- [EXTRAIT]:
= = = = = = =

Dans son deuxième roman intitulé Le Dernier été des Indiens, l’écrivain québécois Robert Lalonde aborde un sujet tabou au Canada, en l’occurrence le sort réservé aux Indiens par les Blancs qui ont pris possession des terres d’Amérique. Le sujet est abordé à travers le personnage d’un enfant de treize ans et demi prénommé Michel qui raconte son histoire – réelle ou imaginaire ? – avec un ami indien. Le narrateur se souvient de cet été pendant lequel Kanak lui a fait découvrir la vie, la passion et la nature. Par moments, il s’adresse à son grand-père décédé qui est une figure projetée vers l’avenir qui représente l’idéal du narrateur de voir se réaliser une entente d’égal à égal entre les deux populations habitant le Canada. Mais la mort du grand-père cache mal le pessimisme de l’auteur quant à la réalité de l’évolution de la domination blanche au détriment du bonheur des Indiens. Aussi le récit est-il déroulé selon une logique de confrontation et de déni mutuel, le tout relaté à travers des métaphores et paraboles bibliques détournées.

 

Le village est dépeint comme une prison par Michel, ses habitants forment « le Clan ». L’enfant ne se considère pas comme faisant partie de cet espace concentrationnaire et sectaire dont les crimes sont justifiés par la morale religieuse : « Papa, maman, vous tous du clan, je m’excuse de cette naissance à l’écart de vous, hors de vos tourments, cette naissance pour moi tout seul » (p. 19-20). L’enfant, en parlant de naissance pour lui seul, fait référence à son détachement de son groupe social naturel pour s’enraciner dans un autre monde plus authentique. Cette naissance commence avec la rencontre de Kanak. L’enfant indien est idéalisé. Il finit par incarner un idéal d’existence où l’homme est proche de son humanité. Kanak est du côté de la vie.

= = = = = = =

- [OBJECTIFS]:
[1] Pour chaque affirmation, dites par oui ou par non si elle concorde avec l'extrait, en citant mot pour mot le passage qui tranche : (a) Michel a treize ans et demi. (b) Le grand-père auquel s'adresse le narrateur est encore en vie. (c) Michel se considère comme membre du Clan.
[2] Recopiez, s'il vous plaît, le passage de l'extrait qui s'ouvre sur les mots « Le village est » et se clôt sur « côté de la vie. ».
La liste ci-après n'a aucun lien avec l'extrait.

- [BLOC DE DONNÉES]:
= = = = = = =

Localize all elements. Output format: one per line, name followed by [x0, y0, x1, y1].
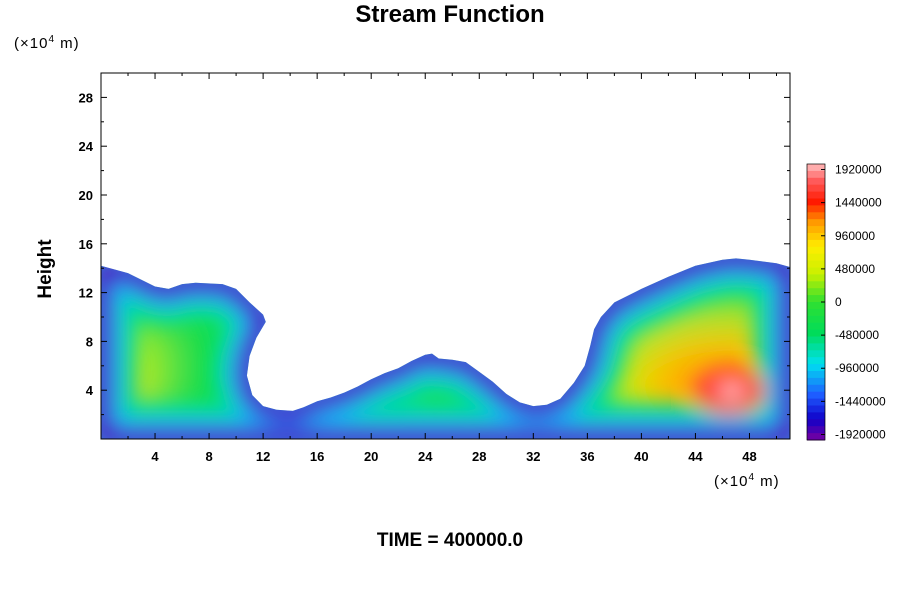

= = = = = = =

- [CORRIGÉS DES EXERCICES]:
[1]
(a) Oui : « un enfant de treize ans et demi prénommé Michel ».
(b) Non : « il s’adresse à son grand-père décédé ».
(c) Non : « L’enfant ne se considère pas comme faisant partie de cet espace concentrationnaire et sectaire ».

[2]
Le village est dépeint comme une prison par Michel, ses habitants forment « le Clan ». L’enfant ne se considère pas comme faisant partie de cet espace concentrationnaire et sectaire dont les crimes sont justifiés par la morale religieuse : « Papa, maman, vous tous du clan, je m’excuse de cette naissance à l’écart de vous, hors de vos tourments, cette naissance pour moi tout seul » (p. 19-20). L’enfant, en parlant de naissance pour lui seul, fait référence à son détachement de son groupe social naturel pour s’enraciner dans un autre monde plus authentique. Cette naissance commence avec la rencontre de Kanak. L’enfant indien est idéalisé. Il finit par incarner un idéal d’existence où l’homme est proche de son humanité. Kanak est du côté de la vie.